◆ What to work on ◆
Pick out every line of the entries below where "Female" occurs, and copy those lines.

(Figure content listings)
★ ★ ★ ★ ★ ★ ★

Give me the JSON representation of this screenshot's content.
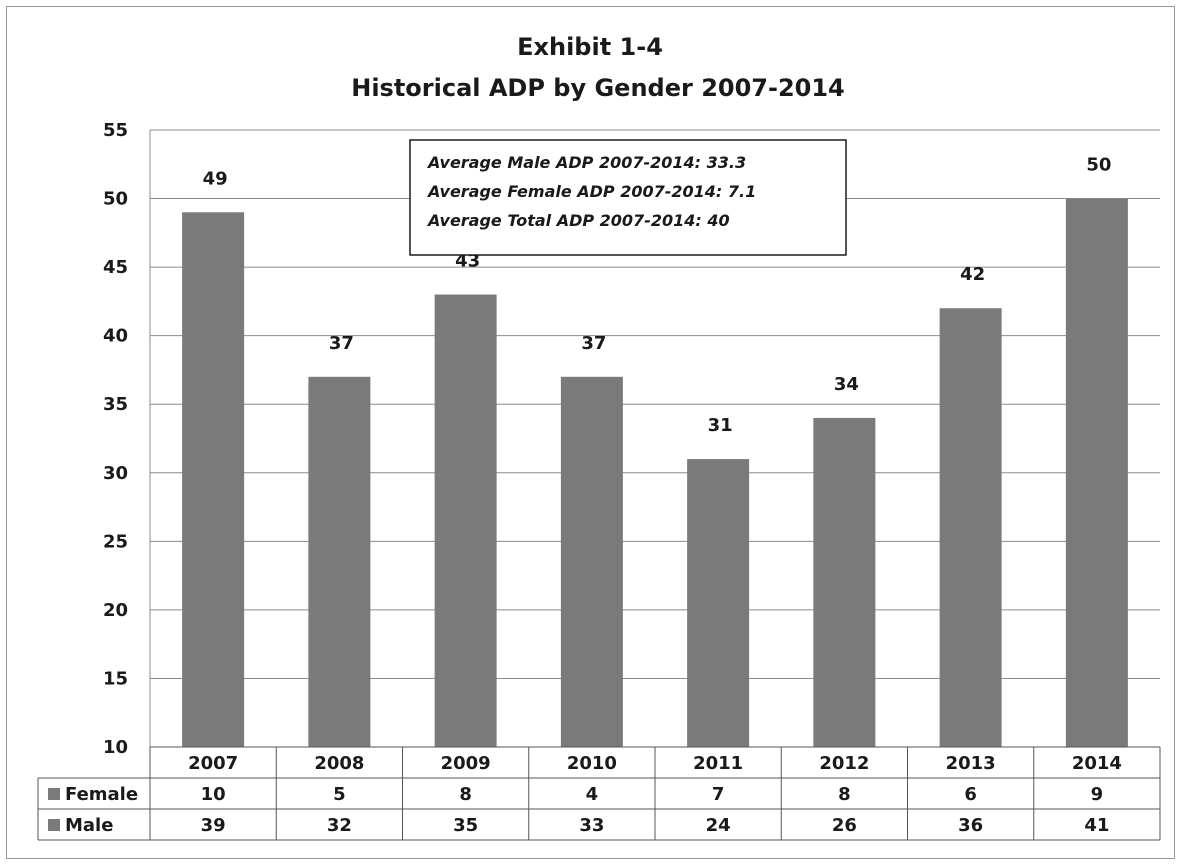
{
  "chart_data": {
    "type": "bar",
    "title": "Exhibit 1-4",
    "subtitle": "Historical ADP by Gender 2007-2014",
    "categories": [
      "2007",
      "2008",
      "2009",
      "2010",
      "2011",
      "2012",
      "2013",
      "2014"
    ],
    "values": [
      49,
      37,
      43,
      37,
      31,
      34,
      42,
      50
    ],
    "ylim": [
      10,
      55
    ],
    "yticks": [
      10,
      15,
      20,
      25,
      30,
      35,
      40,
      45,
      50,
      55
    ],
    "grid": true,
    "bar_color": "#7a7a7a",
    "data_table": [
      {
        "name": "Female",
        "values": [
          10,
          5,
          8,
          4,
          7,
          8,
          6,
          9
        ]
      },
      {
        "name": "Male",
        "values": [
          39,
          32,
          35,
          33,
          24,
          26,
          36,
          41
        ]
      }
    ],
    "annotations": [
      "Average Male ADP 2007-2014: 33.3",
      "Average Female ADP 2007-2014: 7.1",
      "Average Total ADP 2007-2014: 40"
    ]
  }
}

★ ★ ★ ★ ★ ★ ★

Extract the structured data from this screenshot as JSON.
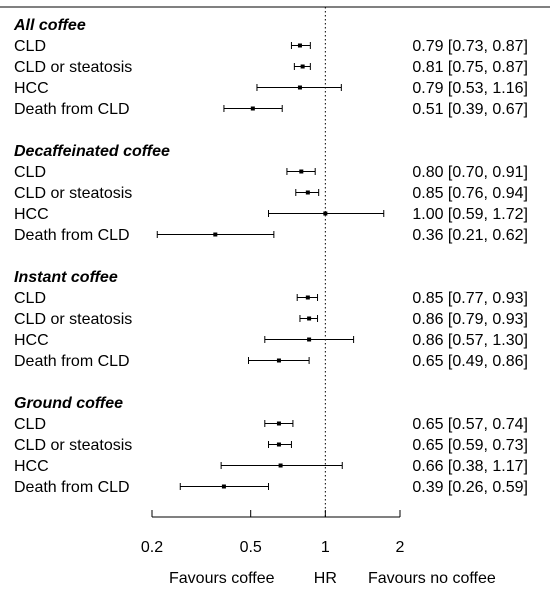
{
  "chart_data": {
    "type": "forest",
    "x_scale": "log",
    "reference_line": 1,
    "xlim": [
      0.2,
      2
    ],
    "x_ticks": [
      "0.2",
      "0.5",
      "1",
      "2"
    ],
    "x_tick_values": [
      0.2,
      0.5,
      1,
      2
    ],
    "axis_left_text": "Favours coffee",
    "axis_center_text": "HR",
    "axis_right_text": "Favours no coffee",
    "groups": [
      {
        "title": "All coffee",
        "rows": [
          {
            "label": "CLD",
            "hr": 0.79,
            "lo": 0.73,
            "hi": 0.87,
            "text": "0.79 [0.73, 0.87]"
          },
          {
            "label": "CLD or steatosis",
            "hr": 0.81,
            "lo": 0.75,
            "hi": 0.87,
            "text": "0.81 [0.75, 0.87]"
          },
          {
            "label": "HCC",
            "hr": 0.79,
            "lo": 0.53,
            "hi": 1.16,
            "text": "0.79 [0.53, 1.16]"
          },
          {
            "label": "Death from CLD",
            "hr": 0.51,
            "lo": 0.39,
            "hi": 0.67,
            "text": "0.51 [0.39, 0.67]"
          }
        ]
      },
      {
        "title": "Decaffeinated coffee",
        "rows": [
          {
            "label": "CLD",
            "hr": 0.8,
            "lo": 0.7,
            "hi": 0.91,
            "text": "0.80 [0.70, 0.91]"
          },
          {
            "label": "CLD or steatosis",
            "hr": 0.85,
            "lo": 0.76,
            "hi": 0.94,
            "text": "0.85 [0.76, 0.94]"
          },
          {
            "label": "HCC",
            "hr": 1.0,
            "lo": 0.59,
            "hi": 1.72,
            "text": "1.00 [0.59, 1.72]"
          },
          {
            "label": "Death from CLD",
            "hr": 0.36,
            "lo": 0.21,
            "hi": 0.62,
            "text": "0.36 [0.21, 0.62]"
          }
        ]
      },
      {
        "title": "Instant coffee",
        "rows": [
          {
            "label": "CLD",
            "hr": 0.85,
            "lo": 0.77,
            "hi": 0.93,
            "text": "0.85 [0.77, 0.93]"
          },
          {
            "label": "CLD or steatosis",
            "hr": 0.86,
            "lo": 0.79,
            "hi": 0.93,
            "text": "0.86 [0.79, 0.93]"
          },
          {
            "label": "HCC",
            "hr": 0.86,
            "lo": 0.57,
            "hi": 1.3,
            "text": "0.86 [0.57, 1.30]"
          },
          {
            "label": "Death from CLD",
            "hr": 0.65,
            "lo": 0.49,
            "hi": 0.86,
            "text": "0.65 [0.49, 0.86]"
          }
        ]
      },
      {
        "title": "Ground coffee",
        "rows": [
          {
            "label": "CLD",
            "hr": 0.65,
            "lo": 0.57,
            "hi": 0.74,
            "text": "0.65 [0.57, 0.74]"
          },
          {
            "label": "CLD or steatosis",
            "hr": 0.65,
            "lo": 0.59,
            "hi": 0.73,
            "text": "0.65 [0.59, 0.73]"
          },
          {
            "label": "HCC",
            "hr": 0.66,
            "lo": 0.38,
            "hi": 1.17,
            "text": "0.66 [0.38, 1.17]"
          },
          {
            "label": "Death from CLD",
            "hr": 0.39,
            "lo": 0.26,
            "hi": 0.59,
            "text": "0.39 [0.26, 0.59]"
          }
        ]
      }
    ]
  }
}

★ ★ ★ ★ ★ ★ ★

◆ Output for this exercise ◆
        "name": "Female",
      "Average Female ADP 2007-2014: 7.1",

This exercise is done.